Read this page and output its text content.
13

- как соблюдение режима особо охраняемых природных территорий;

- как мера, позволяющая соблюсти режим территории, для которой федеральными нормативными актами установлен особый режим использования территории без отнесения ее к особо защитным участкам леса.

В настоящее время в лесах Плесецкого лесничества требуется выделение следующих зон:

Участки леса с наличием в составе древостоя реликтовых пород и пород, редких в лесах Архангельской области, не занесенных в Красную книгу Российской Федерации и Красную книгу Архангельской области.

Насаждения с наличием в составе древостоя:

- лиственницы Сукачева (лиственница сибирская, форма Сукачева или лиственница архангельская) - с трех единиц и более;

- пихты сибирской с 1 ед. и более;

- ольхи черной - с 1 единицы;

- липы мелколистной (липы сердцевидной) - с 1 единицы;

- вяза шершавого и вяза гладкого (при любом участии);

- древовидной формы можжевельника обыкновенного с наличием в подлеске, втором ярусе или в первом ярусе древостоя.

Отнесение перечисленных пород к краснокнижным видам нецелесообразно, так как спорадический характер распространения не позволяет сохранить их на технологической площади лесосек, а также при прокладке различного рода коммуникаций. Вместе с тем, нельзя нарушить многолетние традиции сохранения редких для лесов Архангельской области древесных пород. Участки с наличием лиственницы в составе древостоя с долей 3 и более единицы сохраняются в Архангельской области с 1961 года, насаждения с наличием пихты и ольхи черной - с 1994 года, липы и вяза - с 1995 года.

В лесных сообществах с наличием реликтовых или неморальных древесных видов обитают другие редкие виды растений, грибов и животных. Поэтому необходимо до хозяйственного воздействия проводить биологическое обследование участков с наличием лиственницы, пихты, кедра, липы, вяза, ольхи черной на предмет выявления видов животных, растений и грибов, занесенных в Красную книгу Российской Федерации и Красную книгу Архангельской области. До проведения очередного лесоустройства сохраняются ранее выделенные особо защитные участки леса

= = = = = = =

> INSTRUCTION: Write out the full set of records exactly as given.

> REPLY TO THE EXERCISE:
Read this page and output its text content.
13

- как соблюдение режима особо охраняемых природных территорий;

- как мера, позволяющая соблюсти режим территории, для которой федеральными нормативными актами установлен особый режим использования территории без отнесения ее к особо защитным участкам леса.

В настоящее время в лесах Плесецкого лесничества требуется выделение следующих зон:

Участки леса с наличием в составе древостоя реликтовых пород и пород, редких в лесах Архангельской области, не занесенных в Красную книгу Российской Федерации и Красную книгу Архангельской области.

Насаждения с наличием в составе древостоя:

- лиственницы Сукачева (лиственница сибирская, форма Сукачева или лиственница архангельская) - с трех единиц и более;

- пихты сибирской с 1 ед. и более;

- ольхи черной - с 1 единицы;

- липы мелколистной (липы сердцевидной) - с 1 единицы;

- вяза шершавого и вяза гладкого (при любом участии);

- древовидной формы можжевельника обыкновенного с наличием в подлеске, втором ярусе или в первом ярусе древостоя.

Отнесение перечисленных пород к краснокнижным видам нецелесообразно, так как спорадический характер распространения не позволяет сохранить их на технологической площади лесосек, а также при прокладке различного рода коммуникаций. Вместе с тем, нельзя нарушить многолетние традиции сохранения редких для лесов Архангельской области древесных пород. Участки с наличием лиственницы в составе древостоя с долей 3 и более единицы сохраняются в Архангельской области с 1961 года, насаждения с наличием пихты и ольхи черной - с 1994 года, липы и вяза - с 1995 года.

В лесных сообществах с наличием реликтовых или неморальных древесных видов обитают другие редкие виды растений, грибов и животных. Поэтому необходимо до хозяйственного воздействия проводить биологическое обследование участков с наличием лиственницы, пихты, кедра, липы, вяза, ольхи черной на предмет выявления видов животных, растений и грибов, занесенных в Красную книгу Российской Федерации и Красную книгу Архангельской области. До проведения очередного лесоустройства сохраняются ранее выделенные особо защитные участки леса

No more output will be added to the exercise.